EXERCISE AIM — Skip the pictures. Transcribe the rest of the data below without changing a word.

══ RECORDS PROVIDED ══

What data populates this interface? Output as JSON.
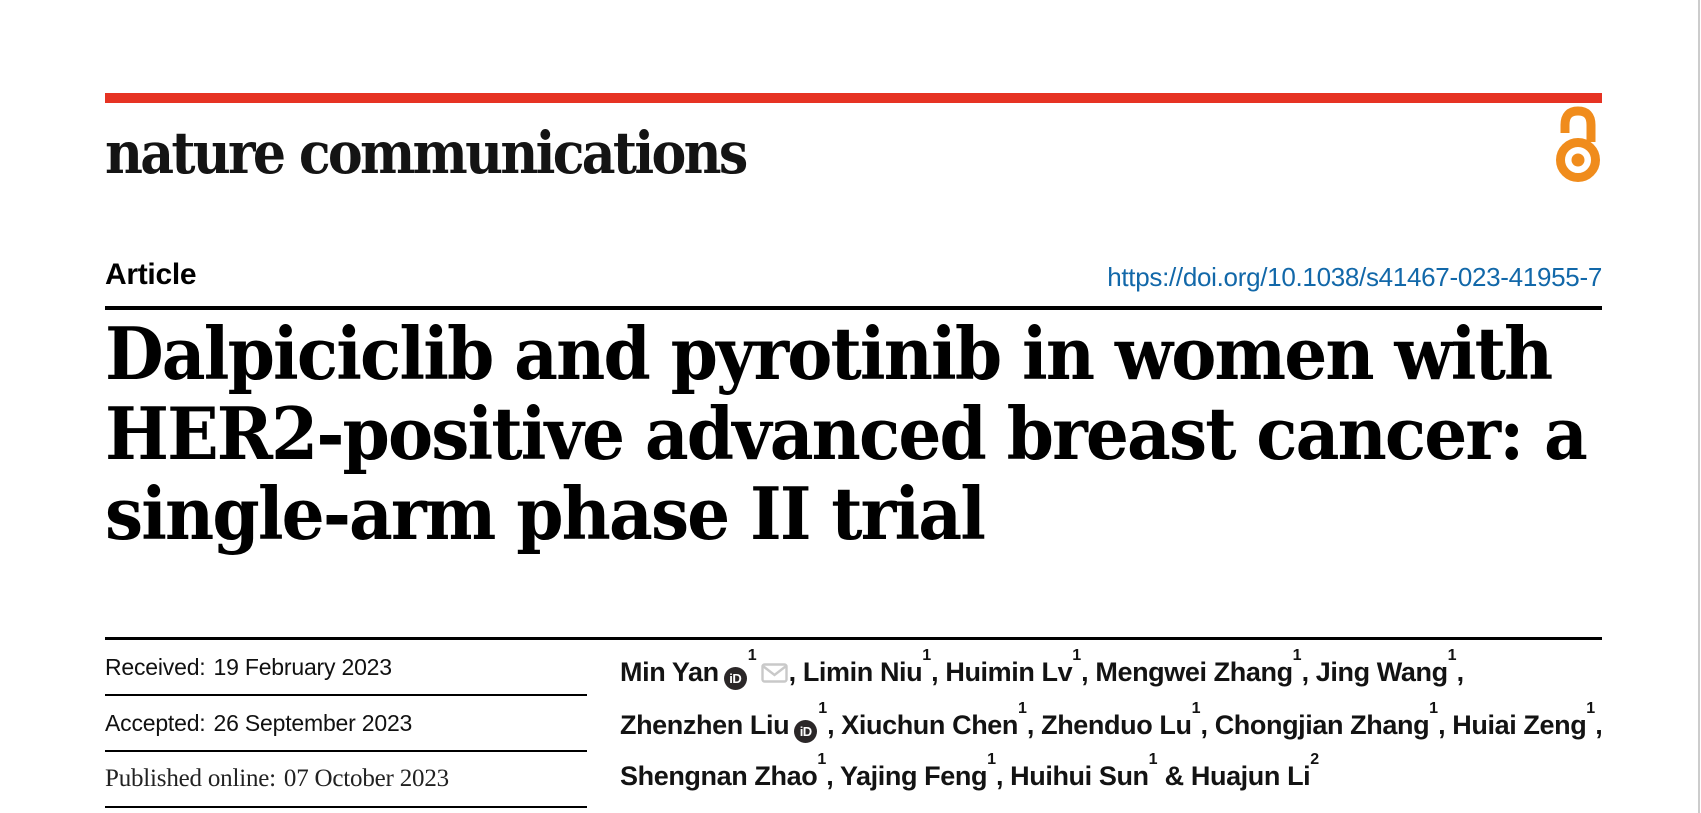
{
  "journal": "nature communications",
  "article_type": "Article",
  "doi": "https://doi.org/10.1038/s41467-023-41955-7",
  "title_lines": [
    "Dalpiciclib and pyrotinib in women with",
    "HER2-positive advanced breast cancer: a",
    "single-arm phase II trial"
  ],
  "dates": [
    {
      "label": "Received:",
      "value": "19 February 2023"
    },
    {
      "label": "Accepted:",
      "value": "26 September 2023"
    },
    {
      "label": "Published online:",
      "value": "07 October 2023"
    }
  ],
  "authors": [
    {
      "name": "Min Yan",
      "orcid": true,
      "sup": "1",
      "mail": true,
      "sep": ", "
    },
    {
      "name": "Limin Niu",
      "sup": "1",
      "sep": ", "
    },
    {
      "name": "Huimin Lv",
      "sup": "1",
      "sep": ", "
    },
    {
      "name": "Mengwei Zhang",
      "sup": "1",
      "sep": ", "
    },
    {
      "name": "Jing Wang",
      "sup": "1",
      "sep": ",",
      "br": true
    },
    {
      "name": "Zhenzhen Liu",
      "orcid": true,
      "sup": "1",
      "sep": ", "
    },
    {
      "name": "Xiuchun Chen",
      "sup": "1",
      "sep": ", "
    },
    {
      "name": "Zhenduo Lu",
      "sup": "1",
      "sep": ", "
    },
    {
      "name": "Chongjian Zhang",
      "sup": "1",
      "sep": ", "
    },
    {
      "name": "Huiai Zeng",
      "sup": "1",
      "sep": ",",
      "br": true
    },
    {
      "name": "Shengnan Zhao",
      "sup": "1",
      "sep": ", "
    },
    {
      "name": "Yajing Feng",
      "sup": "1",
      "sep": ", "
    },
    {
      "name": "Huihui Sun",
      "sup": "1",
      "sep": " & "
    },
    {
      "name": "Huajun Li",
      "sup": "2",
      "sep": ""
    }
  ],
  "icons": {
    "orcid_label": "iD",
    "open_access": "open-padlock",
    "email": "envelope"
  },
  "colors": {
    "brand_red": "#e63323",
    "link_blue": "#1268a9",
    "open_access_orange": "#f08c1c",
    "icon_gray": "#c9c9c9",
    "border_gray": "#cccccc"
  }
}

═══

ANSWER TO THE PROBLEM —
What data populates this interface? Output as JSON.
{
  "journal": "nature communications",
  "article_type": "Article",
  "doi": "https://doi.org/10.1038/s41467-023-41955-7",
  "title_lines": [
    "Dalpiciclib and pyrotinib in women with",
    "HER2-positive advanced breast cancer: a",
    "single-arm phase II trial"
  ],
  "dates": [
    {
      "label": "Received:",
      "value": "19 February 2023"
    },
    {
      "label": "Accepted:",
      "value": "26 September 2023"
    },
    {
      "label": "Published online:",
      "value": "07 October 2023"
    }
  ],
  "authors": [
    {
      "name": "Min Yan",
      "orcid": true,
      "sup": "1",
      "mail": true,
      "sep": ", "
    },
    {
      "name": "Limin Niu",
      "sup": "1",
      "sep": ", "
    },
    {
      "name": "Huimin Lv",
      "sup": "1",
      "sep": ", "
    },
    {
      "name": "Mengwei Zhang",
      "sup": "1",
      "sep": ", "
    },
    {
      "name": "Jing Wang",
      "sup": "1",
      "sep": ",",
      "br": true
    },
    {
      "name": "Zhenzhen Liu",
      "orcid": true,
      "sup": "1",
      "sep": ", "
    },
    {
      "name": "Xiuchun Chen",
      "sup": "1",
      "sep": ", "
    },
    {
      "name": "Zhenduo Lu",
      "sup": "1",
      "sep": ", "
    },
    {
      "name": "Chongjian Zhang",
      "sup": "1",
      "sep": ", "
    },
    {
      "name": "Huiai Zeng",
      "sup": "1",
      "sep": ",",
      "br": true
    },
    {
      "name": "Shengnan Zhao",
      "sup": "1",
      "sep": ", "
    },
    {
      "name": "Yajing Feng",
      "sup": "1",
      "sep": ", "
    },
    {
      "name": "Huihui Sun",
      "sup": "1",
      "sep": " & "
    },
    {
      "name": "Huajun Li",
      "sup": "2",
      "sep": ""
    }
  ],
  "icons": {
    "orcid_label": "iD",
    "open_access": "open-padlock",
    "email": "envelope"
  },
  "colors": {
    "brand_red": "#e63323",
    "link_blue": "#1268a9",
    "open_access_orange": "#f08c1c",
    "icon_gray": "#c9c9c9",
    "border_gray": "#cccccc"
  }
}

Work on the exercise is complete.